Text segment:
Any proof? Don’t tell me you missed it!
The US S&P 500 Index was closed on Friday down by 3% compared with the highest level in late July, 26, registered in intraday trading. Bear market means the stock prices drop 20% or more but the corrections include price falls about 10%.
So, you may ask how we already enter the bear market if prices dropped by 3%, it so far away from 10%.
Morgan Stanley anyway claims that “we are still mired in a cyclical bear market” pointing three spots in this estimation.
The proofs of the bear market
First, compared to the beginning of 2018. the S&P 500 is “roughly flat”, but Friday’s closing was less than 1% over the intraday high noticed on January 26, 2018.
The other evidence is the fact that 80% overall equity markets dropped by 10% already.
And third, the other US market indices are down by approximately 10%.
Morgan Stanly further noticed that during the past year and a half, a majority of global stock market indices dropped notably from their highs. Actually, all stock markets were more volatile than during the previous two years when we had the bull market profits.
“At this point, we would view our call in January 2018 for a multi-year consolidation and cyclical bear market as well established and documented,” said Morgan Stanly in conclusion.
The Morgan Stanly report notes that both the small-cap S&P 600 and the mid-cap S&P 400 didn’t reach new highs in 2019. Also, both dropped by more than 10% from prior highs noticed set in September. 2018.

Rows:
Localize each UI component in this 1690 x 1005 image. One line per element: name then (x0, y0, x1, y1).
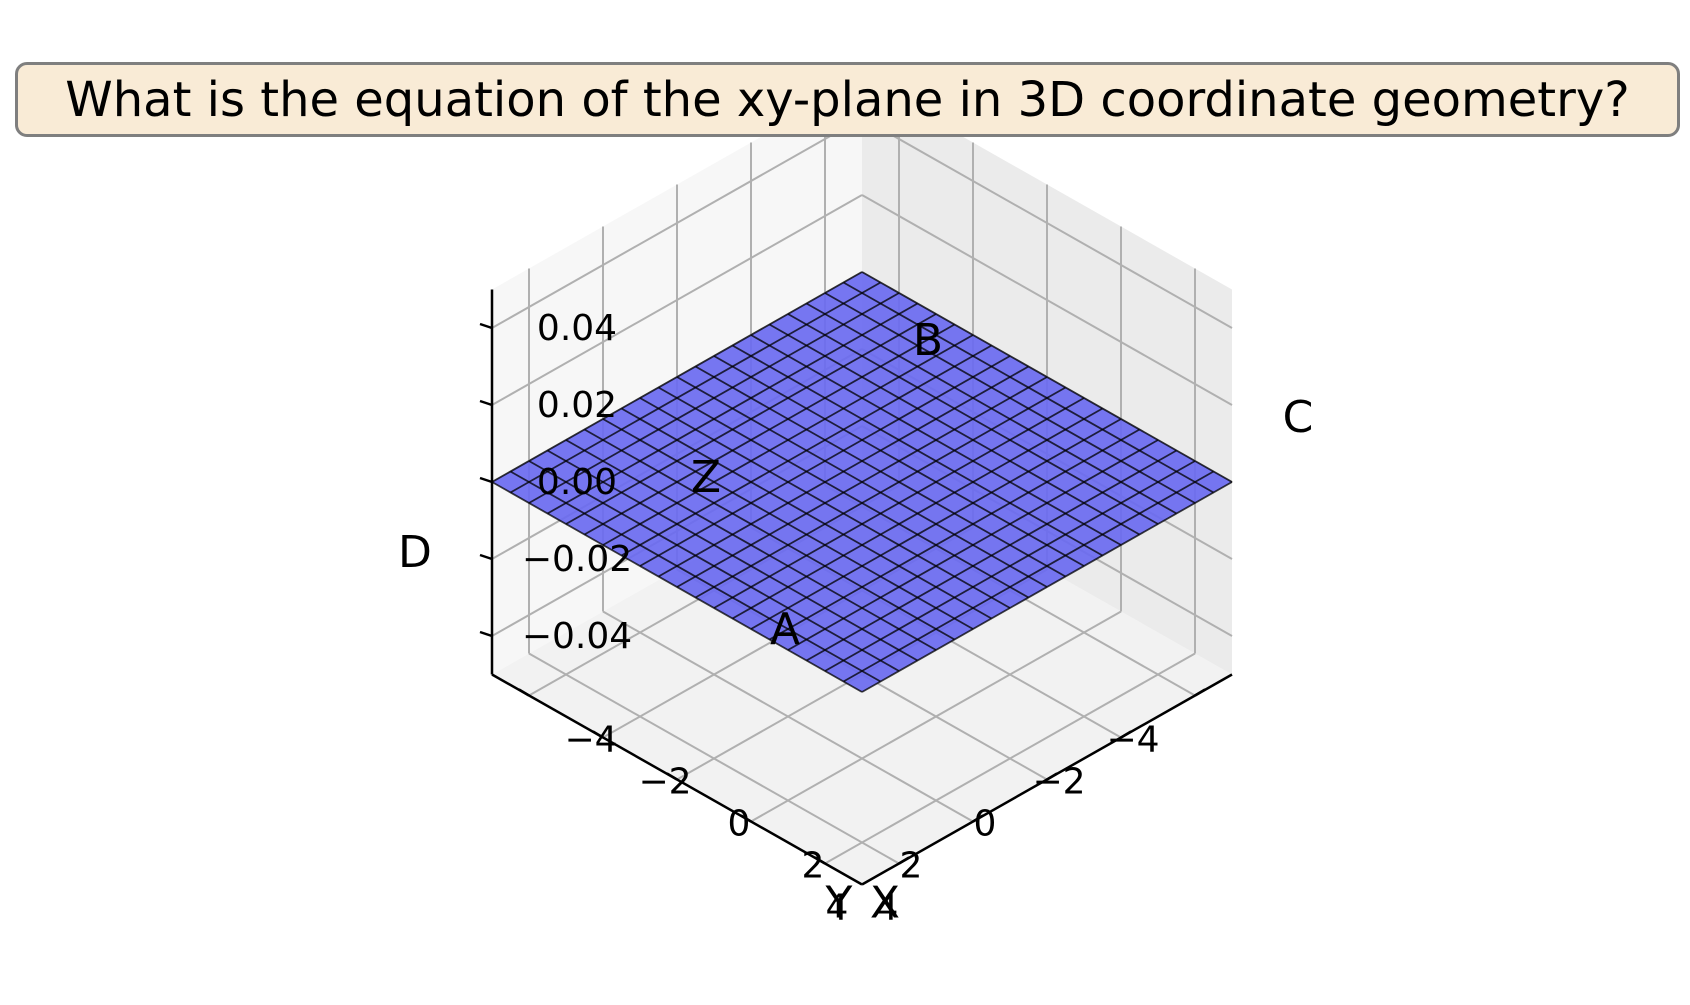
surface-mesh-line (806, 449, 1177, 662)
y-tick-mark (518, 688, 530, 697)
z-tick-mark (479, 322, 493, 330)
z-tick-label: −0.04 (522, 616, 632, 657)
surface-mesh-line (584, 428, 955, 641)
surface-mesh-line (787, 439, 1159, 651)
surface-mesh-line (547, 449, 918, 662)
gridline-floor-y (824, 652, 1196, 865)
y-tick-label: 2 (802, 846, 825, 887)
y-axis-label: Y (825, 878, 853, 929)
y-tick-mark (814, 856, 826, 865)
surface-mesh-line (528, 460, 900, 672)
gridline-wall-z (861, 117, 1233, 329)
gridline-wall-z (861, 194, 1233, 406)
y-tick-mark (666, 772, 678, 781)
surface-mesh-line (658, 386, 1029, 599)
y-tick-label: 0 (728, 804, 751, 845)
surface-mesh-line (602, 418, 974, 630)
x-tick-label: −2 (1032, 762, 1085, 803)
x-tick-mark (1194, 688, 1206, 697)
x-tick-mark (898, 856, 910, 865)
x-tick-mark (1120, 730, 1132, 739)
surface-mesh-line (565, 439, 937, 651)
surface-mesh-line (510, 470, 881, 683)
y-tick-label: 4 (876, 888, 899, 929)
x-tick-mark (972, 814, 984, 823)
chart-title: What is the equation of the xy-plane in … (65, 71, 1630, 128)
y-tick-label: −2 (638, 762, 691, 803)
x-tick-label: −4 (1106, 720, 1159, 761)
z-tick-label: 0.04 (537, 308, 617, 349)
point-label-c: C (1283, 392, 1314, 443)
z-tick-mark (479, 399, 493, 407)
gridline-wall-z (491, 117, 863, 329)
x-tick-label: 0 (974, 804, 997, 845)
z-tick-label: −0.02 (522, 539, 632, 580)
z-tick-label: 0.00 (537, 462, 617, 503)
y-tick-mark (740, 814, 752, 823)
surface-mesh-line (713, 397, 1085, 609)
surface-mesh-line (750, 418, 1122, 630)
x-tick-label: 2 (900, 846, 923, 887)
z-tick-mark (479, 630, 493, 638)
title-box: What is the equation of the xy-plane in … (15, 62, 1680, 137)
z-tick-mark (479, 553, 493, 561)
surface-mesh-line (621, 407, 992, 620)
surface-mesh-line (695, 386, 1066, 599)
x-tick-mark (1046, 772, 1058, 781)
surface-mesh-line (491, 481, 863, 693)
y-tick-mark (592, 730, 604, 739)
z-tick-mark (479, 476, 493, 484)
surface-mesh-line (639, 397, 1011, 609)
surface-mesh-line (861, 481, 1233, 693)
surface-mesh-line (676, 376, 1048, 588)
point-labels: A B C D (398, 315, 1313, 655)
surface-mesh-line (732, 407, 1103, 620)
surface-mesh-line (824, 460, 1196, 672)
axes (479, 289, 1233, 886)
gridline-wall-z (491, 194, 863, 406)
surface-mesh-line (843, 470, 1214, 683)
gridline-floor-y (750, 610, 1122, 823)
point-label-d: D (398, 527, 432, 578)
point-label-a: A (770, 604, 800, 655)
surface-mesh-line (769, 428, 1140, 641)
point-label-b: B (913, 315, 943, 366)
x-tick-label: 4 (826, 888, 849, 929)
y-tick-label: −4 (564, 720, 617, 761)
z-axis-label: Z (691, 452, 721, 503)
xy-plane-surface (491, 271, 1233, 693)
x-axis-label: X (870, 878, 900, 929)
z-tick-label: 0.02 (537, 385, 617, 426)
...
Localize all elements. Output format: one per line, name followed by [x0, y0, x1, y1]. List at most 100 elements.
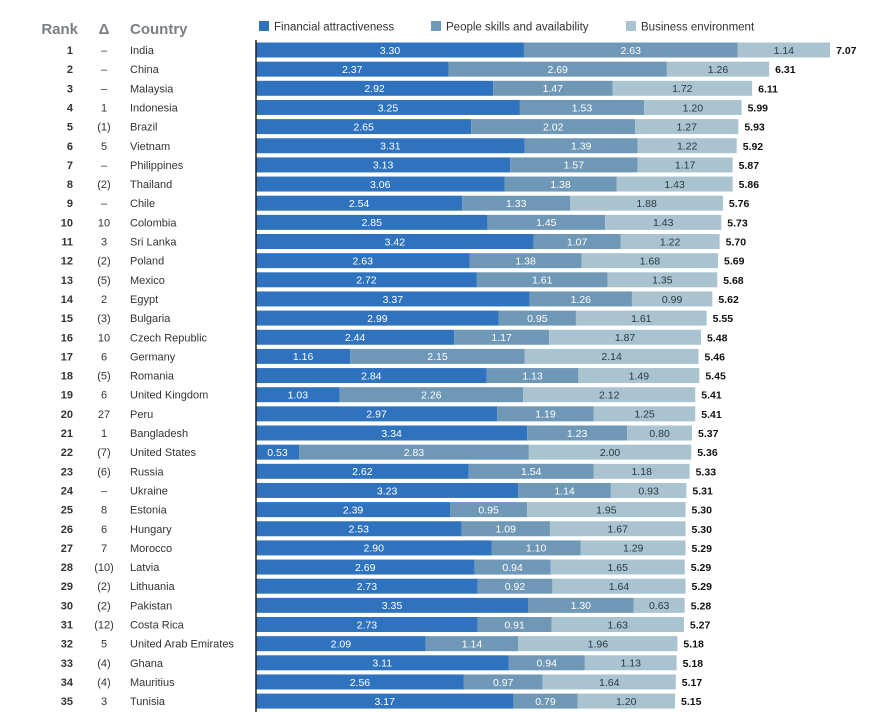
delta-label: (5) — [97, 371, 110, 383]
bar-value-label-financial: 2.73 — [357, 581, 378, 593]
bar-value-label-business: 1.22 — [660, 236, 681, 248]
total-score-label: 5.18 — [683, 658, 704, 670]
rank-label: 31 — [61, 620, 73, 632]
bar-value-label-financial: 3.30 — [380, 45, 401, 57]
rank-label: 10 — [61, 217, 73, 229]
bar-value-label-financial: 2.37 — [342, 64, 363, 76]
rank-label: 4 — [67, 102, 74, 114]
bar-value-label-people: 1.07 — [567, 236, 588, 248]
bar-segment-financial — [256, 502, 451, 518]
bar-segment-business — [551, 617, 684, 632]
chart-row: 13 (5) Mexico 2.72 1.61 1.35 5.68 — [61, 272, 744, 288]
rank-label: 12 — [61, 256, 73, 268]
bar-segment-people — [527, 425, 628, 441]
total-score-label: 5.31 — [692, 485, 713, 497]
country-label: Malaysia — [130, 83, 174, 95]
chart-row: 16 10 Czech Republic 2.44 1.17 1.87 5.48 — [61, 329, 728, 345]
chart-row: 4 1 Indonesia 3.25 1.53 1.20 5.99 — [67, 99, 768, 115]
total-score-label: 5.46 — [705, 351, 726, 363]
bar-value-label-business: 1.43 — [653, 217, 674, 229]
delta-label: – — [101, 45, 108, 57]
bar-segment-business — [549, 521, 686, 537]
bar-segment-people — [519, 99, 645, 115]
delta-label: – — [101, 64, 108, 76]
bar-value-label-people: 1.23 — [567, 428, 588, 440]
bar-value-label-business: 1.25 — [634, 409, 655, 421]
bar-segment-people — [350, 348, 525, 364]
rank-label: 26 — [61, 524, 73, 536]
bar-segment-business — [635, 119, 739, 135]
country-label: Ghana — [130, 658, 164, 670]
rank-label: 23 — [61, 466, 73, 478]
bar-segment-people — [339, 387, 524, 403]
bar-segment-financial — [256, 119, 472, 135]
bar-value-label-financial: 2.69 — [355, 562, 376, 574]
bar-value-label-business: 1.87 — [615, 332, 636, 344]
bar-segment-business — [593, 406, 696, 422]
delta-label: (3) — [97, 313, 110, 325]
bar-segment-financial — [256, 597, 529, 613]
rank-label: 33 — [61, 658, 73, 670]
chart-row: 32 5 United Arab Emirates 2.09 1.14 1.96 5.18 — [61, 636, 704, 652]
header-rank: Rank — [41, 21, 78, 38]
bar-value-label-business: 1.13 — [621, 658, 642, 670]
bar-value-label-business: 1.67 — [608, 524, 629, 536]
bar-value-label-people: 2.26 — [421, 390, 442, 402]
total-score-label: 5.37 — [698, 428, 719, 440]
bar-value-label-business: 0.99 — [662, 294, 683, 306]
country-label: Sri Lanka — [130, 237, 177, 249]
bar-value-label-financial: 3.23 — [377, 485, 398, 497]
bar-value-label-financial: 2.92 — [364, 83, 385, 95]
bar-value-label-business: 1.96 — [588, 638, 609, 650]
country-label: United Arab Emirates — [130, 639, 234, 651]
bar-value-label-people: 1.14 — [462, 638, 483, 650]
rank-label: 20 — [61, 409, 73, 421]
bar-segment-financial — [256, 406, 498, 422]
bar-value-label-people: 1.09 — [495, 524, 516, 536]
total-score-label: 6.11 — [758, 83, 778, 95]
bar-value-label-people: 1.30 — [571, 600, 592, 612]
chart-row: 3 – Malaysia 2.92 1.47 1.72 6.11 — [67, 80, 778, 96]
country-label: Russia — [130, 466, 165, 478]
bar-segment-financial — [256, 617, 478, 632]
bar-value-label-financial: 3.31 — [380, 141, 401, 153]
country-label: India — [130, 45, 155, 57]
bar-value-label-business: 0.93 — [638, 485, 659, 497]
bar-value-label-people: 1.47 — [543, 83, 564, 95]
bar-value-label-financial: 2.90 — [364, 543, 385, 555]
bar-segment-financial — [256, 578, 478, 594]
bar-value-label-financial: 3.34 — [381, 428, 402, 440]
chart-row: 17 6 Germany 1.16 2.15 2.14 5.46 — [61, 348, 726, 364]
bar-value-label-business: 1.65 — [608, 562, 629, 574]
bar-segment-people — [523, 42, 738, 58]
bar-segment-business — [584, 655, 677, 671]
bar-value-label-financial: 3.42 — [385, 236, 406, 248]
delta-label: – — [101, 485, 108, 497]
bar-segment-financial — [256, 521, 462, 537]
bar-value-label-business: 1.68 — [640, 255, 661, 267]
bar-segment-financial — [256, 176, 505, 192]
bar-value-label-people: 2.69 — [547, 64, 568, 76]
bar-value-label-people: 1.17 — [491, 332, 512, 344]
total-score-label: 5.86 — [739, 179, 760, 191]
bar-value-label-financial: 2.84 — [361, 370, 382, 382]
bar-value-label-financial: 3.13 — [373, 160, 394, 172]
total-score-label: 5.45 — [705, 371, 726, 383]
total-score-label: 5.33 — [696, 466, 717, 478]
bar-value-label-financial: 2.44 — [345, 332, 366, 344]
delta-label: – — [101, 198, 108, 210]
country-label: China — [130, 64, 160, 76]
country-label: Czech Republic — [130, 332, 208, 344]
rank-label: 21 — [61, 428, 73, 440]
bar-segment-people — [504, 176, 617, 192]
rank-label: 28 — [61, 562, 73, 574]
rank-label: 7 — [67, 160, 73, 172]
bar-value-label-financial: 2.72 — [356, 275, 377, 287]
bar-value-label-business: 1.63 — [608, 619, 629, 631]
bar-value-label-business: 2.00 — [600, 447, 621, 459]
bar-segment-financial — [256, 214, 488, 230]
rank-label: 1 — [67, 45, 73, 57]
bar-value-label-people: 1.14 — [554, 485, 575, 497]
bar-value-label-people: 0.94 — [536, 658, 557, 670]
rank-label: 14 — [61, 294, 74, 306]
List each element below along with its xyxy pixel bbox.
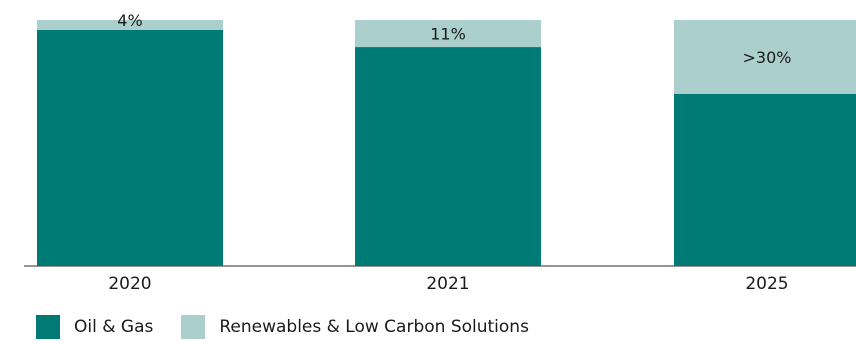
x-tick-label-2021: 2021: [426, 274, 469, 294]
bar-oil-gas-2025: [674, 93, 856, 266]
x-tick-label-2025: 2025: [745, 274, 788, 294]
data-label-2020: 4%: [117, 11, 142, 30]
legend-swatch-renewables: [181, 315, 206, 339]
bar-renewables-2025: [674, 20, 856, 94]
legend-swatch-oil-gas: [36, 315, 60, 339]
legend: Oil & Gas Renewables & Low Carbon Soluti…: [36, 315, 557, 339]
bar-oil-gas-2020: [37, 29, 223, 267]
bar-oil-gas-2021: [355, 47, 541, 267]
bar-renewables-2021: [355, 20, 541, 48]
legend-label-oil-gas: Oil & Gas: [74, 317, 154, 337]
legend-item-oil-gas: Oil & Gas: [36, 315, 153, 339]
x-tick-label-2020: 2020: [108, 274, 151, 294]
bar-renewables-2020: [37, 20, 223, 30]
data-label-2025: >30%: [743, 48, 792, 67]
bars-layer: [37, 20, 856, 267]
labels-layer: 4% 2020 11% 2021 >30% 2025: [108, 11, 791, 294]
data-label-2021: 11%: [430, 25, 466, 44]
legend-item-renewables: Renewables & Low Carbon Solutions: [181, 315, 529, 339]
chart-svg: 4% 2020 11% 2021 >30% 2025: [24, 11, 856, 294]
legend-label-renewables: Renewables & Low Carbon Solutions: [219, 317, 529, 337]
---
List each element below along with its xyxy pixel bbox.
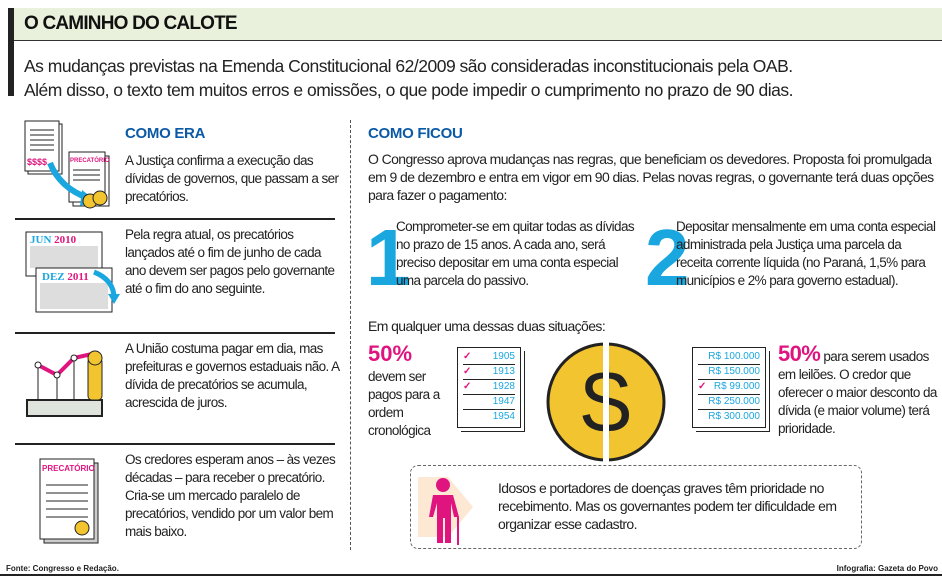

Work to complete:
A) Format the listing as a JSON list of strings, one string per line, starting with the line that contains "Localize each UI" and going on through the line that contains "surface-mesh-line (732, 407, 1103, 620)". Omit blank lines and the pictures.
B) Continue the text on Morgan Stanley's bear market call from the point where it stops.

Responses by task:
A)
[
  "Localize each UI component in this 1690 x 1005 image. One line per element: name then (x0, y0, x1, y1).",
  "surface-mesh-line (806, 449, 1177, 662)",
  "y-tick-mark (518, 688, 530, 697)",
  "z-tick-mark (479, 322, 493, 330)",
  "z-tick-label: −0.04 (522, 616, 632, 657)",
  "surface-mesh-line (584, 428, 955, 641)",
  "surface-mesh-line (787, 439, 1159, 651)",
  "surface-mesh-line (547, 449, 918, 662)",
  "gridline-floor-y (824, 652, 1196, 865)",
  "y-tick-label: 2 (802, 846, 825, 887)",
  "y-axis-label: Y (825, 878, 853, 929)",
  "y-tick-mark (814, 856, 826, 865)",
  "surface-mesh-line (528, 460, 900, 672)",
  "gridline-wall-z (861, 117, 1233, 329)",
  "gridline-wall-z (861, 194, 1233, 406)",
  "y-tick-mark (666, 772, 678, 781)",
  "surface-mesh-line (658, 386, 1029, 599)",
  "y-tick-label: 0 (728, 804, 751, 845)",
  "surface-mesh-line (602, 418, 974, 630)",
  "x-tick-label: −2 (1032, 762, 1085, 803)",
  "x-tick-mark (1194, 688, 1206, 697)",
  "x-tick-mark (898, 856, 910, 865)",
  "x-tick-mark (1120, 730, 1132, 739)",
  "surface-mesh-line (565, 439, 937, 651)",
  "surface-mesh-line (510, 470, 881, 683)",
  "y-tick-label: 4 (876, 888, 899, 929)",
  "x-tick-mark (972, 814, 984, 823)",
  "chart-title: What is the equation of the xy-plane in … (65, 71, 1630, 128)",
  "y-tick-label: −2 (638, 762, 691, 803)",
  "x-tick-label: −4 (1106, 720, 1159, 761)",
  "z-tick-label: 0.04 (537, 308, 617, 349)",
  "point-label-c: C (1283, 392, 1314, 443)",
  "z-tick-mark (479, 399, 493, 407)",
  "gridline-wall-z (491, 117, 863, 329)",
  "x-tick-label: 0 (974, 804, 997, 845)",
  "z-tick-label: −0.02 (522, 539, 632, 580)",
  "z-tick-label: 0.00 (537, 462, 617, 503)",
  "y-tick-mark (740, 814, 752, 823)",
  "surface-mesh-line (713, 397, 1085, 609)",
  "surface-mesh-line (750, 418, 1122, 630)",
  "x-tick-label: 2 (900, 846, 923, 887)",
  "z-tick-mark (479, 630, 493, 638)",
  "title-box: What is the equation of the xy-plane in … (15, 62, 1680, 137)",
  "z-tick-mark (479, 553, 493, 561)",
  "surface-mesh-line (621, 407, 992, 620)",
  "surface-mesh-line (695, 386, 1066, 599)",
  "x-tick-mark (1046, 772, 1058, 781)",
  "surface-mesh-line (491, 481, 863, 693)",
  "y-tick-mark (592, 730, 604, 739)",
  "z-tick-mark (479, 476, 493, 484)",
  "surface-mesh-line (639, 397, 1011, 609)",
  "surface-mesh-line (861, 481, 1233, 693)",
  "surface-mesh-line (676, 376, 1048, 588)",
  "point-labels: A B C D (398, 315, 1313, 655)",
  "surface-mesh-line (732, 407, 1103, 620)"
]

B)
The statistics show, among eleven S&P 500 sectors, five have reached new highs this year with consumer staples, utilities, and REITs as leading. The two others are consumer discretionary and the IT sector.
Morgan Stanley states “…the fact that long-term Treasury bonds have defeated the best equity market in the world over the past 18 months, especially since September .”
So, according to Morgan Stanley, we are in the middle of the bear market.
The previous bear markets
But there is no difference from the first four months of this year. We had a bear market rally. Yes, it came like a storm but a very long one. It was Christmas when the 25% rally started and ended on May 1 when the all-time highs were recorded. But all benefits from that short bull market period was gone with the wind. The bulls were so close, but still incapable to make a change.
Morgan Stanley is right. Since October 2018 we are in a bear market. At the time of the mentioned rally, all had some hope based on historical performances. The fact is that some of the biggest rallies have happened throughout bear markets. But not now.
The bottom line
What you have to pay attention to is the overall trend. It will show you the right spot. The best way to do that is to use the long-term charts to set your trading correctly. Anyway, there is no good or positive prediction. Be ready to see the large bear rallies, there will be a tremendous loss. Having this information in your minds, you will know what to do and how to stay objective. Over one century, we had 32 bear markets and 123 market corrections.
The bear market lasts shorter than bull markets. So, this one will pass.